*** Text block ***
ALTER INDEX ALL ON dbo.Posts REBUILD; -- rebuild all indexes on the table

-- ── Update statistics after major data changes ────────────────────────────
UPDATE STATISTICS dbo.Posts WITH FULLSCAN;   -- full scan (most accurate)
UPDATE STATISTICS dbo.Posts;                  -- sampled (faster, less accurate)

-- ── Automated maintenance script ─────────────────────────────────────────
CREATE OR ALTER PROCEDURE dbo.usp_IndexMaintenance
AS
BEGIN
    SET NOCOUNT ON;

    DECLARE @SQL NVARCHAR(MAX) = '';

    SELECT @SQL += CASE
        WHEN s.avg_fragmentation_in_percent BETWEEN 5 AND 30
            THEN 'ALTER INDEX ' + QUOTENAME(i.name) +
                 ' ON ' + QUOTENAME(t.name) + ' REORGANIZE;' + CHAR(10)
        WHEN s.avg_fragmentation_in_percent > 30
            THEN 'ALTER INDEX ' + QUOTENAME(i.name) +
                 ' ON ' + QUOTENAME(t.name) +
                 ' REBUILD WITH (ONLINE=ON, FILLFACTOR=90);' + CHAR(10)
        ELSE ''
    END
    FROM sys.dm_db_index_physical_stats(DB_ID(), NULL, NULL, NULL, 'LIMITED') s
    JOIN sys.indexes i ON i.object_id = s.object_id AND i.index_id = s.index_id
    JOIN sys.tables  t ON t.object_id = i.object_id
    WHERE s.page_count > 100 AND i.name IS NOT NULL
      AND s.avg_fragmentation_in_percent >= 5;

    IF LEN(@SQL) > 0
        EXEC sp_executesql @SQL;
END;
Note: FILLFACTOR = 90 leaves 10% of each index page empty during a rebuild — space for new rows to be inserted without causing immediate page splits. For tables with sequential inserts (like an IDENTITY primary key), use a higher fill factor (95-100%) since rows always append at the end. For tables with random inserts (like a table keyed by GUID or alphabetical data), use a lower fill factor (80-85%) to reduce page splits. The BlogApp’s Posts table with IDENTITY key needs little fill factor; a tags table sorted alphabetically needs more.
*** Material shown ***
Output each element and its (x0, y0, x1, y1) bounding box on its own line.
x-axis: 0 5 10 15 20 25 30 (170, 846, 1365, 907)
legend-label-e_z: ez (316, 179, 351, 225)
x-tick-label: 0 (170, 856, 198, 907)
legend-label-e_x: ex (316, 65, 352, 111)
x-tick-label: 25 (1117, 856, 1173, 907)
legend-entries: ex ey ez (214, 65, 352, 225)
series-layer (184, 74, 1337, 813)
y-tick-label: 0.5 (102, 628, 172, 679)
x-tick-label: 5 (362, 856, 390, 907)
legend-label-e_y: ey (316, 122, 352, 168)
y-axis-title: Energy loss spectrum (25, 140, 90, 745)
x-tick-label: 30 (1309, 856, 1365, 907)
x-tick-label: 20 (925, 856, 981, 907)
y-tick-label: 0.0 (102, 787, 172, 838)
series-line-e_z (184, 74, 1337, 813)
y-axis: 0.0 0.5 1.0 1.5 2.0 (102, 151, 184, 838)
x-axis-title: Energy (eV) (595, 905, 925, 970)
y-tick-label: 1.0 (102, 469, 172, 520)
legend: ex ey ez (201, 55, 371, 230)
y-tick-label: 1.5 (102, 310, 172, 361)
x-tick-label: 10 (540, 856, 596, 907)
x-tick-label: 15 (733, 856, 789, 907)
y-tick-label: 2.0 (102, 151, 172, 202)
***
Instructions for the task
Copy out the index maintenance text, everything from "IF LEN(@SQL) >" down to "alphabetically needs more.", word for word.

Result for this task
IF LEN(@SQL) > 0
        EXEC sp_executesql @SQL;
END;
Note: FILLFACTOR = 90 leaves 10% of each index page empty during a rebuild — space for new rows to be inserted without causing immediate page splits. For tables with sequential inserts (like an IDENTITY primary key), use a higher fill factor (95-100%) since rows always append at the end. For tables with random inserts (like a table keyed by GUID or alphabetical data), use a lower fill factor (80-85%) to reduce page splits. The BlogApp’s Posts table with IDENTITY key needs little fill factor; a tags table sorted alphabetically needs more.